Data entries for graphics:
# # # # #
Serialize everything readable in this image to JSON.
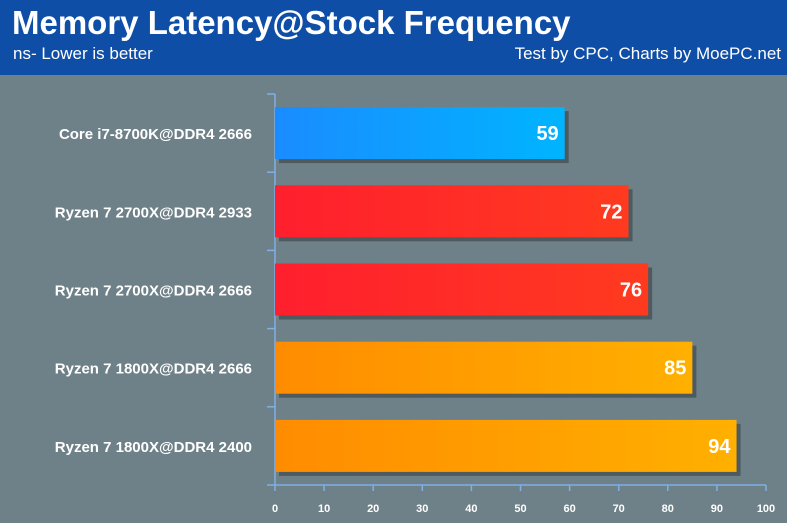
{
  "header": {
    "title": "Memory Latency@Stock Frequency",
    "subtitle_left": "ns- Lower is better",
    "subtitle_right": "Test by CPC, Charts by MoePC.net"
  },
  "chart_data": {
    "type": "bar",
    "orientation": "horizontal",
    "title": "Memory Latency@Stock Frequency",
    "subtitle": "ns- Lower is better",
    "categories": [
      "Core i7-8700K@DDR4 2666",
      "Ryzen 7 2700X@DDR4 2933",
      "Ryzen 7 2700X@DDR4 2666",
      "Ryzen 7 1800X@DDR4 2666",
      "Ryzen 7 1800X@DDR4 2400"
    ],
    "values": [
      59,
      72,
      76,
      85,
      94
    ],
    "xlim": [
      0,
      100
    ],
    "xticks": [
      0,
      10,
      20,
      30,
      40,
      50,
      60,
      70,
      80,
      90,
      100
    ],
    "grid": false,
    "bar_colors": [
      [
        "#1a8cff",
        "#00b4ff"
      ],
      [
        "#ff1f2e",
        "#ff3a1f"
      ],
      [
        "#ff1f2e",
        "#ff3a1f"
      ],
      [
        "#ff8c00",
        "#ffb000"
      ],
      [
        "#ff8c00",
        "#ffb000"
      ]
    ],
    "colors": {
      "background": "#6e8088",
      "header": "#0f4ea6",
      "axis": "#7fb0e6",
      "text": "#ffffff"
    }
  }
}
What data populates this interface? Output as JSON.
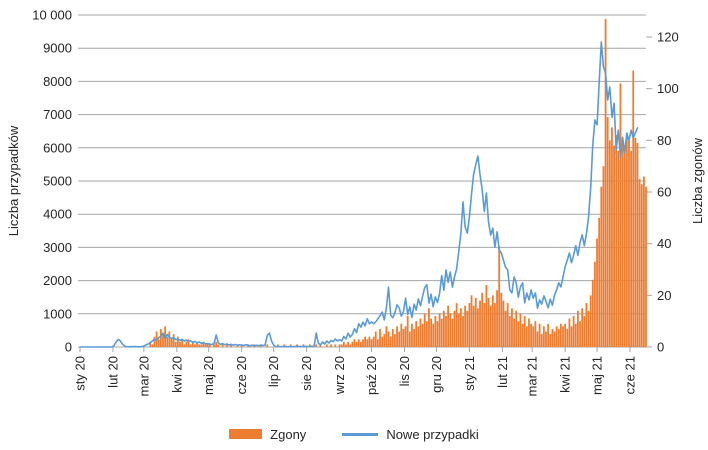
{
  "left_axis": {
    "title": "Liczba przypadków",
    "tick_values": [
      0,
      1000,
      2000,
      3000,
      4000,
      5000,
      6000,
      7000,
      8000,
      9000,
      10000
    ],
    "tick_labels": [
      "0",
      "1000",
      "2000",
      "3000",
      "4000",
      "5000",
      "6000",
      "7000",
      "8000",
      "9000",
      "10 000"
    ],
    "min": 0,
    "max": 10000
  },
  "right_axis": {
    "title": "Liczba zgonów",
    "tick_values": [
      0,
      20,
      40,
      60,
      80,
      100,
      120
    ],
    "tick_labels": [
      "0",
      "20",
      "40",
      "60",
      "80",
      "100",
      "120"
    ],
    "min": 0,
    "max": 120
  },
  "x_axis": {
    "tick_labels": [
      "sty 20",
      "lut 20",
      "mar 20",
      "kwi 20",
      "maj 20",
      "cze 20",
      "lip 20",
      "sie 20",
      "wrz 20",
      "paź 20",
      "lis 20",
      "gru 20",
      "sty 21",
      "lut 21",
      "mar 21",
      "kwi 21",
      "maj 21",
      "cze 21"
    ],
    "tick_days": [
      0,
      31,
      60,
      91,
      121,
      152,
      182,
      213,
      244,
      274,
      305,
      335,
      366,
      397,
      425,
      456,
      486,
      517
    ]
  },
  "legend": {
    "items": [
      {
        "label": "Zgony",
        "swatch": "bar",
        "color": "#ED7D31"
      },
      {
        "label": "Nowe przypadki",
        "swatch": "line",
        "color": "#5B9BD5"
      }
    ]
  },
  "colors": {
    "bar": "#ED7D31",
    "line": "#5B9BD5",
    "grid": "#A6A6A6",
    "text": "#262626"
  },
  "chart_data": {
    "type": "combo",
    "x_unit": "days_since_2020-01-01",
    "x_step_days": 2,
    "x_first_day": 0,
    "x_last_day": 532,
    "grid": true,
    "legend_position": "bottom",
    "series": [
      {
        "name": "Zgony",
        "type": "bar",
        "axis": "right",
        "color": "#ED7D31",
        "values": [
          0,
          0,
          0,
          0,
          0,
          0,
          0,
          0,
          0,
          0,
          0,
          0,
          0,
          0,
          0,
          0,
          0,
          0,
          0,
          0,
          0,
          0,
          0,
          0,
          0,
          0,
          0,
          0,
          0,
          0,
          0,
          0,
          0,
          2,
          1,
          4,
          6,
          3,
          7,
          5,
          8,
          4,
          6,
          3,
          5,
          2,
          4,
          2,
          3,
          1,
          2,
          3,
          1,
          2,
          1,
          2,
          1,
          1,
          2,
          1,
          1,
          1,
          0,
          1,
          2,
          1,
          0,
          1,
          0,
          1,
          0,
          1,
          0,
          0,
          1,
          0,
          1,
          0,
          0,
          1,
          0,
          0,
          1,
          0,
          0,
          1,
          0,
          0,
          1,
          0,
          0,
          0,
          0,
          1,
          0,
          0,
          1,
          0,
          0,
          1,
          0,
          0,
          1,
          0,
          0,
          1,
          0,
          0,
          1,
          0,
          0,
          1,
          0,
          1,
          0,
          0,
          1,
          0,
          1,
          0,
          1,
          0,
          1,
          1,
          2,
          1,
          2,
          1,
          2,
          3,
          2,
          3,
          2,
          3,
          4,
          3,
          4,
          3,
          4,
          6,
          3,
          7,
          4,
          5,
          8,
          6,
          4,
          7,
          5,
          8,
          6,
          9,
          7,
          8,
          12,
          6,
          9,
          7,
          10,
          8,
          11,
          9,
          13,
          10,
          15,
          11,
          9,
          12,
          10,
          13,
          11,
          14,
          12,
          16,
          13,
          11,
          14,
          17,
          13,
          15,
          12,
          16,
          14,
          17,
          20,
          16,
          19,
          15,
          18,
          21,
          17,
          24,
          19,
          16,
          20,
          17,
          22,
          39,
          21,
          18,
          14,
          17,
          12,
          15,
          11,
          14,
          10,
          13,
          9,
          12,
          8,
          11,
          9,
          8,
          10,
          6,
          9,
          5,
          8,
          6,
          9,
          5,
          7,
          6,
          8,
          7,
          9,
          8,
          9,
          7,
          11,
          8,
          12,
          9,
          14,
          10,
          15,
          12,
          17,
          14,
          20,
          26,
          33,
          42,
          50,
          62,
          70,
          127,
          89,
          80,
          85,
          78,
          82,
          76,
          102,
          80,
          78,
          83,
          80,
          76,
          107,
          81,
          79,
          65,
          63,
          66,
          62
        ]
      },
      {
        "name": "Nowe przypadki",
        "type": "line",
        "axis": "left",
        "color": "#5B9BD5",
        "values": [
          0,
          0,
          0,
          0,
          0,
          0,
          0,
          0,
          0,
          0,
          0,
          0,
          0,
          0,
          0,
          0,
          40,
          150,
          230,
          180,
          80,
          30,
          10,
          5,
          15,
          8,
          12,
          6,
          10,
          8,
          30,
          60,
          90,
          130,
          180,
          240,
          190,
          280,
          330,
          420,
          260,
          380,
          300,
          250,
          290,
          220,
          240,
          200,
          230,
          180,
          210,
          160,
          190,
          140,
          170,
          120,
          150,
          110,
          130,
          95,
          100,
          90,
          70,
          110,
          360,
          130,
          80,
          100,
          70,
          90,
          60,
          80,
          55,
          75,
          50,
          65,
          60,
          45,
          70,
          50,
          40,
          55,
          35,
          50,
          40,
          60,
          45,
          55,
          350,
          420,
          180,
          60,
          12,
          8,
          15,
          10,
          18,
          12,
          8,
          14,
          10,
          16,
          12,
          20,
          15,
          10,
          18,
          15,
          10,
          20,
          25,
          420,
          120,
          60,
          150,
          90,
          180,
          120,
          200,
          160,
          240,
          180,
          220,
          180,
          320,
          240,
          420,
          300,
          380,
          550,
          430,
          700,
          600,
          750,
          640,
          850,
          700,
          760,
          700,
          760,
          850,
          940,
          1050,
          820,
          1180,
          1800,
          960,
          880,
          1020,
          1270,
          1180,
          930,
          1060,
          1470,
          980,
          1210,
          890,
          1290,
          1110,
          1450,
          1240,
          1530,
          1790,
          1880,
          1320,
          1590,
          1210,
          1510,
          1340,
          1620,
          2150,
          1710,
          2320,
          1950,
          2260,
          1800,
          2110,
          2350,
          2890,
          3430,
          4370,
          3620,
          3430,
          3920,
          4600,
          5200,
          5500,
          5750,
          5200,
          4730,
          4080,
          4640,
          3770,
          3370,
          3580,
          3010,
          3470,
          2920,
          2830,
          2620,
          2400,
          2320,
          1720,
          1630,
          2110,
          1930,
          1500,
          1820,
          1930,
          1330,
          1630,
          1420,
          1720,
          1470,
          1630,
          1170,
          1420,
          1290,
          1540,
          1380,
          1180,
          1440,
          1260,
          1560,
          1720,
          1930,
          1810,
          2110,
          2410,
          2620,
          2830,
          2540,
          2780,
          3050,
          2760,
          3140,
          3380,
          3050,
          3400,
          3900,
          4800,
          6100,
          6840,
          6690,
          7980,
          9190,
          8450,
          8250,
          7440,
          7830,
          6920,
          7340,
          5930,
          6530,
          5720,
          6320,
          5840,
          6440,
          6230,
          6530,
          6300,
          6450,
          6600,
          null,
          null,
          null,
          null
        ]
      }
    ]
  }
}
# # # # #
The request >>
Work out how many lines in the entries hold the string "JSON". Your answer should consist solely of that number.

Solved problem >>
2